[Start Provided data]
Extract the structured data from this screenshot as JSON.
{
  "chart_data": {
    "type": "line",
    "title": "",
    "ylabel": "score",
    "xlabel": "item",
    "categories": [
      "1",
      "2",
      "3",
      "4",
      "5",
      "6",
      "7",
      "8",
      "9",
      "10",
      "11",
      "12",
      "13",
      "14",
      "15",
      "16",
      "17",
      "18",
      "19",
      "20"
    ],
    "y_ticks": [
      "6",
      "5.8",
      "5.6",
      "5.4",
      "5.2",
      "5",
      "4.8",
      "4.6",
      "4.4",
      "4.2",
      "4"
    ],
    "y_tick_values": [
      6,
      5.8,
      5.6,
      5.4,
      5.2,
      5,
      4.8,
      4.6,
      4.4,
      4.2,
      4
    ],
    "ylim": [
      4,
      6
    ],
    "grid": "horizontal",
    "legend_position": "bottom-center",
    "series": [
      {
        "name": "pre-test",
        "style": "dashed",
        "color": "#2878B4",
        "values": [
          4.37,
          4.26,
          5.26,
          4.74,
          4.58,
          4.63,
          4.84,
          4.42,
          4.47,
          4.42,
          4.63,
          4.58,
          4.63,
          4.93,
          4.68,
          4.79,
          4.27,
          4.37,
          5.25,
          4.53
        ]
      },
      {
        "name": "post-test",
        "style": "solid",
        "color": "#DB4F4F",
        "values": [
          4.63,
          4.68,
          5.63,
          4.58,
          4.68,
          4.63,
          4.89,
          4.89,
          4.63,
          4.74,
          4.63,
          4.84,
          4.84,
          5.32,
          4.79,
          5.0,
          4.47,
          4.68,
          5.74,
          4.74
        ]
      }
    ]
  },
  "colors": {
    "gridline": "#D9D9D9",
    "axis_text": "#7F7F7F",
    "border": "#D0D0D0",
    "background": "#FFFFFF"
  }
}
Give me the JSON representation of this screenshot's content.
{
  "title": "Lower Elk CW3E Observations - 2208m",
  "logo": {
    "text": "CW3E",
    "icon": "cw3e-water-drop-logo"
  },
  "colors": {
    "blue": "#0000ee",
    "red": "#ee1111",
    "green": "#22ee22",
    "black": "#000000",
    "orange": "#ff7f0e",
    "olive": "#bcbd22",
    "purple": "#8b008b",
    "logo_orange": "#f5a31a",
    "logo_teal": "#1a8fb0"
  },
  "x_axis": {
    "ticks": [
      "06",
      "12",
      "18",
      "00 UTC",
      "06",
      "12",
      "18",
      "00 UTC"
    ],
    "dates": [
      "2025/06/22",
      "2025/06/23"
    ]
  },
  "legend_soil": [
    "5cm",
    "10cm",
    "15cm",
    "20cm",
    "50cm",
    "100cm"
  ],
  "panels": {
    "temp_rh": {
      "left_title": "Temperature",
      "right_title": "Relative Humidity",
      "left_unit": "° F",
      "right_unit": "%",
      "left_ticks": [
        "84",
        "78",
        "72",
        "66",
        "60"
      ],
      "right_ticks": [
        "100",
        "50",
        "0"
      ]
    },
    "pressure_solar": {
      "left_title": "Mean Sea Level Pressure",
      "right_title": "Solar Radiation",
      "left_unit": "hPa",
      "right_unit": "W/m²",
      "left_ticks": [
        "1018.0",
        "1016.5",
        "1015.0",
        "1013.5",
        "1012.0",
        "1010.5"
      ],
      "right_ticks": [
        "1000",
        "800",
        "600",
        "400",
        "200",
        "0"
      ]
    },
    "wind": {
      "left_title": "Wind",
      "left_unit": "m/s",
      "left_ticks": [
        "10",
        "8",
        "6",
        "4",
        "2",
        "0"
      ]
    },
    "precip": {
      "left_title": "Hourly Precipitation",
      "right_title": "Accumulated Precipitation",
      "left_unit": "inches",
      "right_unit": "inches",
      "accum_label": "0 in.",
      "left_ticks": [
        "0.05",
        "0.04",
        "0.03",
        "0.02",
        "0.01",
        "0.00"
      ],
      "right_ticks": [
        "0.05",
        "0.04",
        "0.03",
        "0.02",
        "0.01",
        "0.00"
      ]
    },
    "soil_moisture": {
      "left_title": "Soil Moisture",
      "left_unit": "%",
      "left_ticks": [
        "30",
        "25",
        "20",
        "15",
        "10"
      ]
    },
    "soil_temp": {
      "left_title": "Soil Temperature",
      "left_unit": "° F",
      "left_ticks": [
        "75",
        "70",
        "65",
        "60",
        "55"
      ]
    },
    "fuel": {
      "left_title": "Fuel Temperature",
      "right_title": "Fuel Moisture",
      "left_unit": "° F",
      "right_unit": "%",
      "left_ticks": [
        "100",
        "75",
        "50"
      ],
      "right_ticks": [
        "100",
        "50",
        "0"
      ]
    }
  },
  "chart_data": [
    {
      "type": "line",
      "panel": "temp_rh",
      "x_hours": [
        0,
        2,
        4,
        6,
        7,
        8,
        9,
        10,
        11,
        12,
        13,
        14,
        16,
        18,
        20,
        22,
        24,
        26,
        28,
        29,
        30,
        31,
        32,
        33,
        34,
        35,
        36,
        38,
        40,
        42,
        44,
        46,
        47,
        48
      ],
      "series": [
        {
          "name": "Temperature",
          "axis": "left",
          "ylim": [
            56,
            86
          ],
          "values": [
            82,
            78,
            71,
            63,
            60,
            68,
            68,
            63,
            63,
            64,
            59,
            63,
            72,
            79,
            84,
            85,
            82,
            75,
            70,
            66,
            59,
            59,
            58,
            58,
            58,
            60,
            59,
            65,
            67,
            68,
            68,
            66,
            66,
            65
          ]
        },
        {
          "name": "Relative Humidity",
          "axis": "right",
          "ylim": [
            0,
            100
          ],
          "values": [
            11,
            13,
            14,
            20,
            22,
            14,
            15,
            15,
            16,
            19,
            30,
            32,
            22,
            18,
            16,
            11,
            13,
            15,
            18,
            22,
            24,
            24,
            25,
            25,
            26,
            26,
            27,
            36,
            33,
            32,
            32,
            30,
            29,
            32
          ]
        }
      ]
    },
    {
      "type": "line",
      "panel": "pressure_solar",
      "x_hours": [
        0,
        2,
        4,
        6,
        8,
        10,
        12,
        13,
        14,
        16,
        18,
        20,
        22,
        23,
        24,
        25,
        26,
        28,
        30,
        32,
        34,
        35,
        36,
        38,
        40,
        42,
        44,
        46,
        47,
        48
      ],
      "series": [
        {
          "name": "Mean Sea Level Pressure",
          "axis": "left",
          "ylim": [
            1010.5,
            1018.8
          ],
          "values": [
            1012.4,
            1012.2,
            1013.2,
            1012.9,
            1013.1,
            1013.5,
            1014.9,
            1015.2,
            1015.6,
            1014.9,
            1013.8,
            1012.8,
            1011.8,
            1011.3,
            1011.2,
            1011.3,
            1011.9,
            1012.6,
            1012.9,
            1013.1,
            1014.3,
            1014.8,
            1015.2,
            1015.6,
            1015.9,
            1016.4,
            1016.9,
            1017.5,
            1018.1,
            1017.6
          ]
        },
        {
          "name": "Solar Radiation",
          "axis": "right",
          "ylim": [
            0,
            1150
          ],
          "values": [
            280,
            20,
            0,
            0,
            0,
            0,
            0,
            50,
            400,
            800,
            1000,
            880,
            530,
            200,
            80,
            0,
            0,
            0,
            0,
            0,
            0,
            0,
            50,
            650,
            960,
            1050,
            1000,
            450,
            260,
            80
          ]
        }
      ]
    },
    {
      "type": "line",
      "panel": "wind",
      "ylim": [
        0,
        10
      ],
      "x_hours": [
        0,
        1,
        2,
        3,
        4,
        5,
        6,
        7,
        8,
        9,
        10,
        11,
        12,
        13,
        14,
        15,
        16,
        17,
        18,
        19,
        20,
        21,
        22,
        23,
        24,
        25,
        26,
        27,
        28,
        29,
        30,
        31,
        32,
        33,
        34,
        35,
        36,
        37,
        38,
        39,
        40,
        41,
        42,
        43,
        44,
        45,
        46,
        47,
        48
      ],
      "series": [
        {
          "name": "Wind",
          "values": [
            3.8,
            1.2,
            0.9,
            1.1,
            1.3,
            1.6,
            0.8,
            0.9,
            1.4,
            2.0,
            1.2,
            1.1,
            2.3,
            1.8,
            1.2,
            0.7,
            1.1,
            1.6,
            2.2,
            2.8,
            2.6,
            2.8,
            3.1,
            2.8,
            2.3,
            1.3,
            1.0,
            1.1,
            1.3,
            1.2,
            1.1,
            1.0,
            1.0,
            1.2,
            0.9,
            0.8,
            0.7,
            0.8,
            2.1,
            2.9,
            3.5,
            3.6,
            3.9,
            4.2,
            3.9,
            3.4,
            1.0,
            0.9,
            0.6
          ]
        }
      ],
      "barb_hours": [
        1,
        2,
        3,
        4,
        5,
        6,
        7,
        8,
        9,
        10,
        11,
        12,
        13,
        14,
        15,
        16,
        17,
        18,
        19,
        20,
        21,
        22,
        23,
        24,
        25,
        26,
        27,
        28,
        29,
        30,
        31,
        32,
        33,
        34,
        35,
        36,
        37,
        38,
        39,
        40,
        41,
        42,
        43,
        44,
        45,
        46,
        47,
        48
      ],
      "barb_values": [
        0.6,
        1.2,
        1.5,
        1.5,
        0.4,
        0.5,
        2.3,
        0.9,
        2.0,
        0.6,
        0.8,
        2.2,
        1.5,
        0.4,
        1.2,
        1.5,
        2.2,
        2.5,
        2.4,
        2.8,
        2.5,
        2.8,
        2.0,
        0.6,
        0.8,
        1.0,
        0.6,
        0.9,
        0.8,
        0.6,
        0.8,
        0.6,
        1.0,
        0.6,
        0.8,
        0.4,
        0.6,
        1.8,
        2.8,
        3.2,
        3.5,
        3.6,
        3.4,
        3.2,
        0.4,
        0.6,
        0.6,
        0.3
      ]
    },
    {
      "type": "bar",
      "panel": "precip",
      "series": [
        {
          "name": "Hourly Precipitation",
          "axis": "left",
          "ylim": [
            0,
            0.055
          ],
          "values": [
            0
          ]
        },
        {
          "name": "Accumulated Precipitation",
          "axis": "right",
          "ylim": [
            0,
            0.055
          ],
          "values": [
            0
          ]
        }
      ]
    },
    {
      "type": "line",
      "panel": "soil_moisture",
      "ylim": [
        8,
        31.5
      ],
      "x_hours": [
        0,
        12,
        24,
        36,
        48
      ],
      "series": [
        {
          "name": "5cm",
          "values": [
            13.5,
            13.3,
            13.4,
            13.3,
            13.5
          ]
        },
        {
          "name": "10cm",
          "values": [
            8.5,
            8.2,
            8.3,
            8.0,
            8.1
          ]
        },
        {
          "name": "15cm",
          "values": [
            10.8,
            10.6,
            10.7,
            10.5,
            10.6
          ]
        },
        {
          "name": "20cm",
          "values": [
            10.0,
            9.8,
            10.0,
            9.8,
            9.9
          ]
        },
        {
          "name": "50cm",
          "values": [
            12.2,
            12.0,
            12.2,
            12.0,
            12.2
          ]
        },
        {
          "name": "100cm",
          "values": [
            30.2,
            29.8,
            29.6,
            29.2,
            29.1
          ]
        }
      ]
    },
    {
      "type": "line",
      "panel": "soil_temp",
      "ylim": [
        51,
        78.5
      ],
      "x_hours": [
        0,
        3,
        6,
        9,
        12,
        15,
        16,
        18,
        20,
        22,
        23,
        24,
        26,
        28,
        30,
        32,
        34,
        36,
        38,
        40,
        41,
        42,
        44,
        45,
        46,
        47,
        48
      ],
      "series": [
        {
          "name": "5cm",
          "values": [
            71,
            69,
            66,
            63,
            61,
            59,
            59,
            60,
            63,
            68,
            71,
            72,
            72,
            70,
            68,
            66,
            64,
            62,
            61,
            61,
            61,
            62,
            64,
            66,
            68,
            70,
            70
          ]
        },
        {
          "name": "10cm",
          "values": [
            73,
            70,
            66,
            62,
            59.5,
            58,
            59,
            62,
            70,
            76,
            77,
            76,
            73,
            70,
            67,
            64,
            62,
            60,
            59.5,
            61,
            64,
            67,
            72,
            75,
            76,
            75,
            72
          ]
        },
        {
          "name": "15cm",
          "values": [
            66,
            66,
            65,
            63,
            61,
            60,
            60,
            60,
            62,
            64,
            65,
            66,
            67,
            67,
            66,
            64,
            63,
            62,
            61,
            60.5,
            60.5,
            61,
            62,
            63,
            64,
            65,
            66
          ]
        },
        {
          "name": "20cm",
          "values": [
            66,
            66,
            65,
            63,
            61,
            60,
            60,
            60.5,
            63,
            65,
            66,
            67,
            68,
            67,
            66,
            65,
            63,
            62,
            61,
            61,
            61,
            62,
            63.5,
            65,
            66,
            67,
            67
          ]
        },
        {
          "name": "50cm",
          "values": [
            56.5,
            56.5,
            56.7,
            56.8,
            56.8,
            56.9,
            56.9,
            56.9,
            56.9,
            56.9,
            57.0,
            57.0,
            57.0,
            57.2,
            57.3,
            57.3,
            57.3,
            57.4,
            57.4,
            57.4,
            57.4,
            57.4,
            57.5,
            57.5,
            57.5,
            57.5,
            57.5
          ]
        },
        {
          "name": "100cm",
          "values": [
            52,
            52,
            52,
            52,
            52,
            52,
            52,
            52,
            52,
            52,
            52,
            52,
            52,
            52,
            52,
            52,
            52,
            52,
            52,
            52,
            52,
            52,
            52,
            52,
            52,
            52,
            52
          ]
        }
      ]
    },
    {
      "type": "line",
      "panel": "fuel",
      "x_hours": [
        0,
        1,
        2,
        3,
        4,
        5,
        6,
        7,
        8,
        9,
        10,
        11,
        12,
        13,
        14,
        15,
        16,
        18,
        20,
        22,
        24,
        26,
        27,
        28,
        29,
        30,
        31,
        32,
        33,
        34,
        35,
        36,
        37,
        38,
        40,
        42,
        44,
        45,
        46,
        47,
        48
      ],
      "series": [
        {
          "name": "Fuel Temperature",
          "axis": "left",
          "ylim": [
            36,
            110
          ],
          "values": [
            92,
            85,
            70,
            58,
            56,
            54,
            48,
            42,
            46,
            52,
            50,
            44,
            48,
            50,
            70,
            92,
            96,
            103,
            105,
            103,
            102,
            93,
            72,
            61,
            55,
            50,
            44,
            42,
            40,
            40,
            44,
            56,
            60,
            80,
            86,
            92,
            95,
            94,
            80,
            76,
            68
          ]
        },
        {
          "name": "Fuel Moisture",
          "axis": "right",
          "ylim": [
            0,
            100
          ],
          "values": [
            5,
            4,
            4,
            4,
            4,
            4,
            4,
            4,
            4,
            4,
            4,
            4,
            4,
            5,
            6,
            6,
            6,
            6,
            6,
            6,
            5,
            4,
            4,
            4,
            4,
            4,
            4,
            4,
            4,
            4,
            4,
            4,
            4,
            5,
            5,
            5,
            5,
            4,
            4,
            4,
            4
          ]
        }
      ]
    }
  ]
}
[End Provided data]
* Exercise *
Check each line above for the string "Precipitation" and report how many lines have it, giving only the number.

* Output for this exercise *
4